- Aim of the exercise -
Identify, in the records below, every line where the string "SCARNÀ" appears, and copy each such line.

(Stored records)
········
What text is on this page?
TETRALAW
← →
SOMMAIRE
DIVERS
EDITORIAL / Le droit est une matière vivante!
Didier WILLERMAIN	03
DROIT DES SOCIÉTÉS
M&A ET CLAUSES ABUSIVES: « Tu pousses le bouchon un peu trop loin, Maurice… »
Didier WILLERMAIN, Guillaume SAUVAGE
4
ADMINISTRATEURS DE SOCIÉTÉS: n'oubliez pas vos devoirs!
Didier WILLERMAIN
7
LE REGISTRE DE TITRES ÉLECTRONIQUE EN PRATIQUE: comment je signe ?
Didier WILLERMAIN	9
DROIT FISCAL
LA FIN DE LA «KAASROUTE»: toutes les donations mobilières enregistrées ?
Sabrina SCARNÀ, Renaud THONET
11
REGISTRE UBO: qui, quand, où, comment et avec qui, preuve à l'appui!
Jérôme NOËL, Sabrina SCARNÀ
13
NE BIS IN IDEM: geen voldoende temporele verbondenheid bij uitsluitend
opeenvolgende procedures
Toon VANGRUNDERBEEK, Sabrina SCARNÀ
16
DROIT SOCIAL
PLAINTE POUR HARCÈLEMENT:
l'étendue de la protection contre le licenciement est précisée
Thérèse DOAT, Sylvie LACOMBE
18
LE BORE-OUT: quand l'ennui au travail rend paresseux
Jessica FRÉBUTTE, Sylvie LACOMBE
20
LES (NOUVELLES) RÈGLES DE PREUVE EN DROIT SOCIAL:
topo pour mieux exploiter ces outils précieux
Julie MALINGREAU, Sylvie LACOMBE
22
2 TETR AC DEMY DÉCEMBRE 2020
········
- Expected answer -
Sabrina SCARNÀ, Renaud THONET
Jérôme NOËL, Sabrina SCARNÀ
Toon VANGRUNDERBEEK, Sabrina SCARNÀ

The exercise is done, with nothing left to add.